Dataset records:
____________
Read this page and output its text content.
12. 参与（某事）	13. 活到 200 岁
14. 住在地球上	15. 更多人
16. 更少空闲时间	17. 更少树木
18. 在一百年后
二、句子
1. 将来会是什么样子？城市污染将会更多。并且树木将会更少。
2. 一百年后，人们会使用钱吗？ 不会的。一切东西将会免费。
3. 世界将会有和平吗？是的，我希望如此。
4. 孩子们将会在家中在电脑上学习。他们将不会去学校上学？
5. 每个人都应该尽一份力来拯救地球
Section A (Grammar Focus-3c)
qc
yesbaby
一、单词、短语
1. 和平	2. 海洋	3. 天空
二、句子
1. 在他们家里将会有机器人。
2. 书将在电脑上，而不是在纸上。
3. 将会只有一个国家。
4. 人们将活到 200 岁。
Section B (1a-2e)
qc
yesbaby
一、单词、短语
____________
DIRECTIONS: Copy out each line above, character for character.

THE REPLY:
Read this page and output its text content.
12. 参与（某事）	13. 活到 200 岁
14. 住在地球上	15. 更多人
16. 更少空闲时间	17. 更少树木
18. 在一百年后
二、句子
1. 将来会是什么样子？城市污染将会更多。并且树木将会更少。
2. 一百年后，人们会使用钱吗？ 不会的。一切东西将会免费。
3. 世界将会有和平吗？是的，我希望如此。
4. 孩子们将会在家中在电脑上学习。他们将不会去学校上学？
5. 每个人都应该尽一份力来拯救地球
Section A (Grammar Focus-3c)
qc
yesbaby
一、单词、短语
1. 和平	2. 海洋	3. 天空
二、句子
1. 在他们家里将会有机器人。
2. 书将在电脑上，而不是在纸上。
3. 将会只有一个国家。
4. 人们将活到 200 岁。
Section B (1a-2e)
qc
yesbaby
一、单词、短语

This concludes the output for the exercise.